## RECORDS SUPPLIED:
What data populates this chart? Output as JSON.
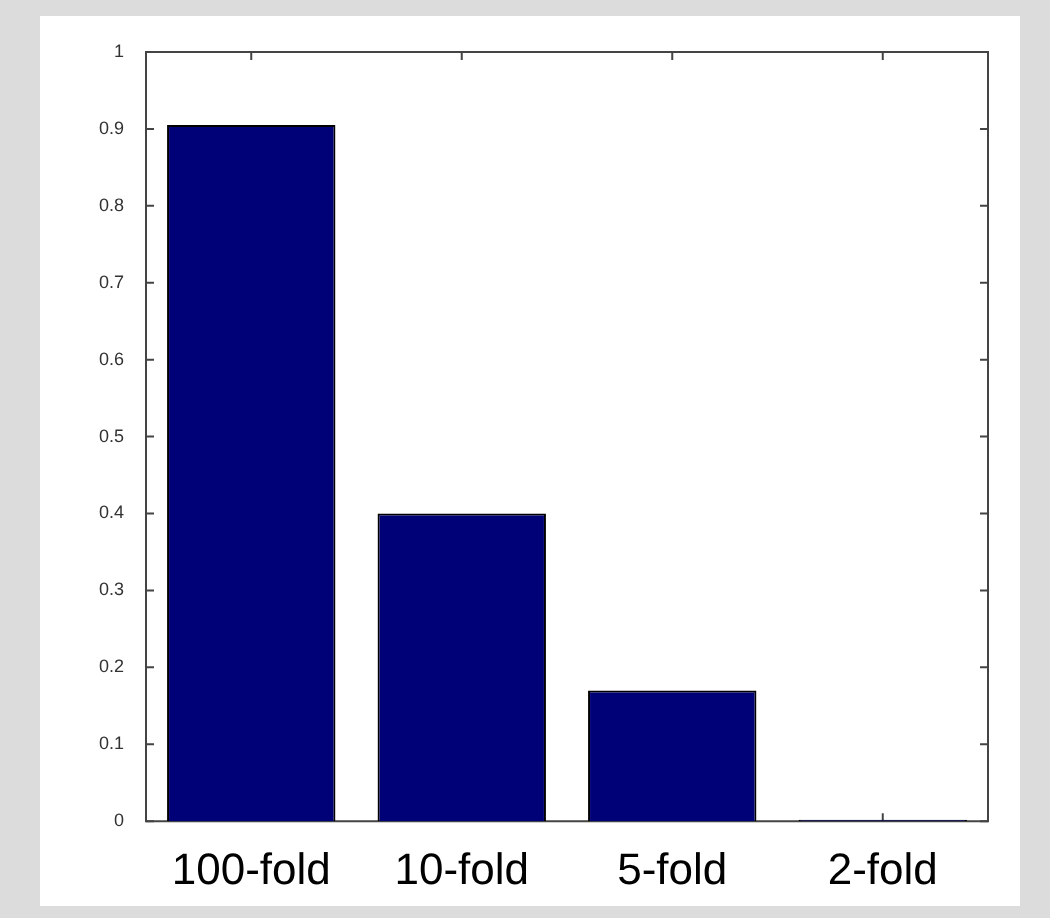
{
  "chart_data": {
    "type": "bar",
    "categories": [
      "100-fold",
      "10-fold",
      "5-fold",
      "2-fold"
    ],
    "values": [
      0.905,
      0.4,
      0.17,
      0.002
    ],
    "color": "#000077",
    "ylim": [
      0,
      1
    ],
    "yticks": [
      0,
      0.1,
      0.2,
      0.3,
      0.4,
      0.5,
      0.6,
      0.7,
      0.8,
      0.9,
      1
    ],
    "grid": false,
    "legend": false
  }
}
* * *
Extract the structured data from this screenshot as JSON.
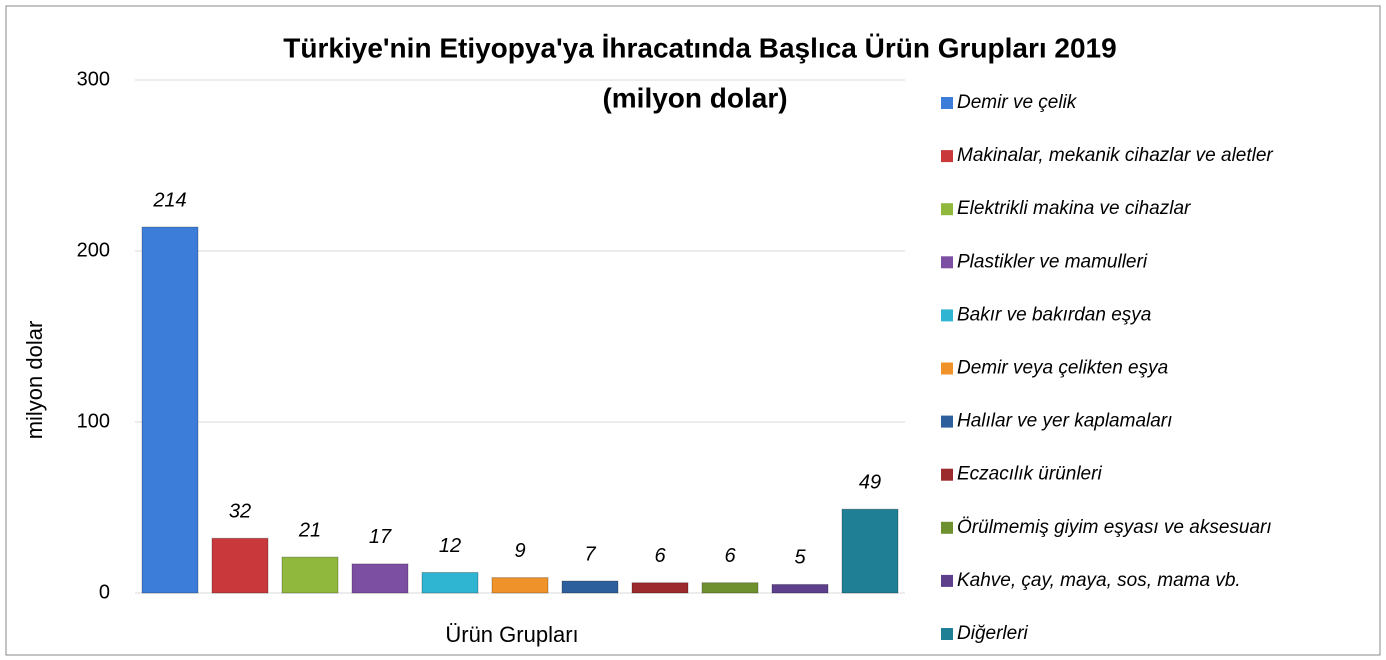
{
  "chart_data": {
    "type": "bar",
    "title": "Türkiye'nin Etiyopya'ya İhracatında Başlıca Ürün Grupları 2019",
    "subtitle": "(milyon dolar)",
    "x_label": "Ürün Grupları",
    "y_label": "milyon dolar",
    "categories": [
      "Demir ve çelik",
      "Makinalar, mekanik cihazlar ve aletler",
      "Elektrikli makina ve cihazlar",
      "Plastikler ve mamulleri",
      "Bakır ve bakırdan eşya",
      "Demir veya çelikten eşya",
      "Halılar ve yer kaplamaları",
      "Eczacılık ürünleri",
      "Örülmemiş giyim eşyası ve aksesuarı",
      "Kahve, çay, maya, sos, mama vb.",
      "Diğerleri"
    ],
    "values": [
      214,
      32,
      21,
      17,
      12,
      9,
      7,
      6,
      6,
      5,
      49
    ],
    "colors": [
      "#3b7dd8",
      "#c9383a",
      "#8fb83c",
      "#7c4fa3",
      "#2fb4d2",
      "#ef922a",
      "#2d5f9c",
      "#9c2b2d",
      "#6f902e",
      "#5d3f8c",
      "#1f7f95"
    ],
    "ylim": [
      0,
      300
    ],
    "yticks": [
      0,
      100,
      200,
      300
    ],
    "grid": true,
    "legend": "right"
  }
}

## PROBLEM TO WORK ON:
What is the number of lines above that contain the string "cihazlar"? Answer with the number alone.

## ANSWER FOR THIS EXERCISE:
2